(Dataset entries)
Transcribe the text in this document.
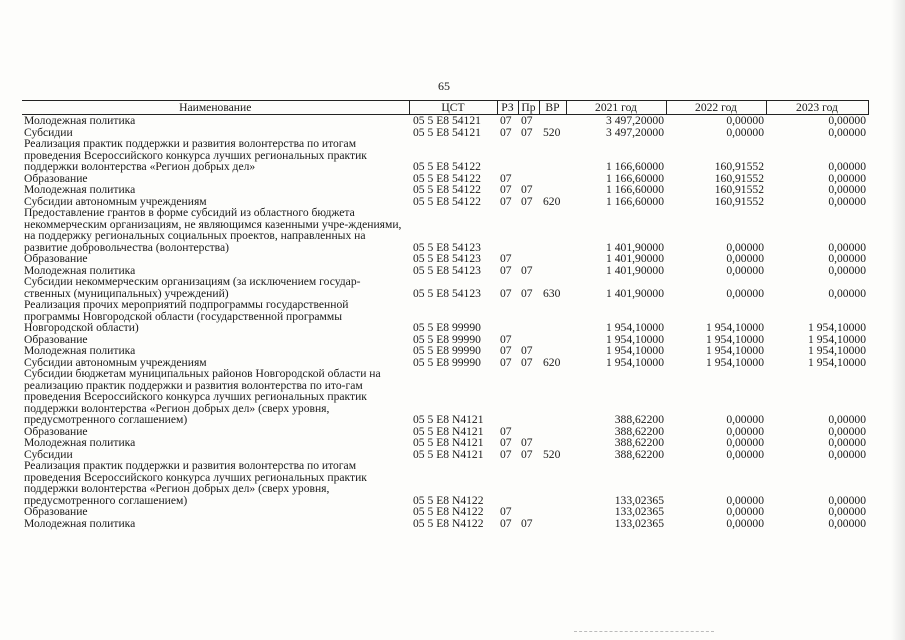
65
Наименование	ЦСТ	РЗ	Пр	ВР	2021 год	2022 год	2023 год
Молодежная политика	05 5 E8 54121	07	07		3 497,20000	0,00000	0,00000
Субсидии	05 5 E8 54121	07	07	520	3 497,20000	0,00000	0,00000
Реализация практик поддержки и развития волонтерства по итогам проведения Всероссийского конкурса лучших региональных практик поддержки волонтерства «Регион добрых дел»	05 5 E8 54122				1 166,60000	160,91552	0,00000
Образование	05 5 E8 54122	07			1 166,60000	160,91552	0,00000
Молодежная политика	05 5 E8 54122	07	07		1 166,60000	160,91552	0,00000
Субсидии автономным учреждениям	05 5 E8 54122	07	07	620	1 166,60000	160,91552	0,00000
Предоставление грантов в форме субсидий из областного бюджета некоммерческим организациям, не являющимся казенными учре-ждениями, на поддержку региональных социальных проектов, направленных на развитие добровольчества (волонтерства)	05 5 E8 54123				1 401,90000	0,00000	0,00000
Образование	05 5 E8 54123	07			1 401,90000	0,00000	0,00000
Молодежная политика	05 5 E8 54123	07	07		1 401,90000	0,00000	0,00000
Субсидии некоммерческим организациям (за исключением государ-ственных (муниципальных) учреждений)	05 5 E8 54123	07	07	630	1 401,90000	0,00000	0,00000
Реализация прочих мероприятий подпрограммы государственной программы Новгородской области (государственной программы Новгородской области)	05 5 E8 99990				1 954,10000	1 954,10000	1 954,10000
Образование	05 5 E8 99990	07			1 954,10000	1 954,10000	1 954,10000
Молодежная политика	05 5 E8 99990	07	07		1 954,10000	1 954,10000	1 954,10000
Субсидии автономным учреждениям	05 5 E8 99990	07	07	620	1 954,10000	1 954,10000	1 954,10000
Субсидии бюджетам муниципальных районов Новгородской области на реализацию практик поддержки и развития волонтерства по ито-гам проведения Всероссийского конкурса лучших региональных практик поддержки волонтерства «Регион добрых дел» (сверх уровня, предусмотренного соглашением)	05 5 E8 N4121				388,62200	0,00000	0,00000
Образование	05 5 E8 N4121	07			388,62200	0,00000	0,00000
Молодежная политика	05 5 E8 N4121	07	07		388,62200	0,00000	0,00000
Субсидии	05 5 E8 N4121	07	07	520	388,62200	0,00000	0,00000
Реализация практик поддержки и развития волонтерства по итогам проведения Всероссийского конкурса лучших региональных практик поддержки волонтерства «Регион добрых дел» (сверх уровня, предусмотренного соглашением)	05 5 E8 N4122				133,02365	0,00000	0,00000
Образование	05 5 E8 N4122	07			133,02365	0,00000	0,00000
Молодежная политика	05 5 E8 N4122	07	07		133,02365	0,00000	0,00000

● **Exercise aim**
Please set down each line of the data above exactly as written, without the pictures.

● **Response to this task**
Transcribe the text in this document.
65
Наименование	ЦСТ	РЗ	Пр	ВР	2021 год	2022 год	2023 год
Молодежная политика	05 5 E8 54121	07	07		3 497,20000	0,00000	0,00000
Субсидии	05 5 E8 54121	07	07	520	3 497,20000	0,00000	0,00000
Реализация практик поддержки и развития волонтерства по итогам проведения Всероссийского конкурса лучших региональных практик поддержки волонтерства «Регион добрых дел»	05 5 E8 54122				1 166,60000	160,91552	0,00000
Образование	05 5 E8 54122	07			1 166,60000	160,91552	0,00000
Молодежная политика	05 5 E8 54122	07	07		1 166,60000	160,91552	0,00000
Субсидии автономным учреждениям	05 5 E8 54122	07	07	620	1 166,60000	160,91552	0,00000
Предоставление грантов в форме субсидий из областного бюджета некоммерческим организациям, не являющимся казенными учре-ждениями, на поддержку региональных социальных проектов, направленных на развитие добровольчества (волонтерства)	05 5 E8 54123				1 401,90000	0,00000	0,00000
Образование	05 5 E8 54123	07			1 401,90000	0,00000	0,00000
Молодежная политика	05 5 E8 54123	07	07		1 401,90000	0,00000	0,00000
Субсидии некоммерческим организациям (за исключением государ-ственных (муниципальных) учреждений)	05 5 E8 54123	07	07	630	1 401,90000	0,00000	0,00000
Реализация прочих мероприятий подпрограммы государственной программы Новгородской области (государственной программы Новгородской области)	05 5 E8 99990				1 954,10000	1 954,10000	1 954,10000
Образование	05 5 E8 99990	07			1 954,10000	1 954,10000	1 954,10000
Молодежная политика	05 5 E8 99990	07	07		1 954,10000	1 954,10000	1 954,10000
Субсидии автономным учреждениям	05 5 E8 99990	07	07	620	1 954,10000	1 954,10000	1 954,10000
Субсидии бюджетам муниципальных районов Новгородской области на реализацию практик поддержки и развития волонтерства по ито-гам проведения Всероссийского конкурса лучших региональных практик поддержки волонтерства «Регион добрых дел» (сверх уровня, предусмотренного соглашением)	05 5 E8 N4121				388,62200	0,00000	0,00000
Образование	05 5 E8 N4121	07			388,62200	0,00000	0,00000
Молодежная политика	05 5 E8 N4121	07	07		388,62200	0,00000	0,00000
Субсидии	05 5 E8 N4121	07	07	520	388,62200	0,00000	0,00000
Реализация практик поддержки и развития волонтерства по итогам проведения Всероссийского конкурса лучших региональных практик поддержки волонтерства «Регион добрых дел» (сверх уровня, предусмотренного соглашением)	05 5 E8 N4122				133,02365	0,00000	0,00000
Образование	05 5 E8 N4122	07			133,02365	0,00000	0,00000
Молодежная политика	05 5 E8 N4122	07	07		133,02365	0,00000	0,00000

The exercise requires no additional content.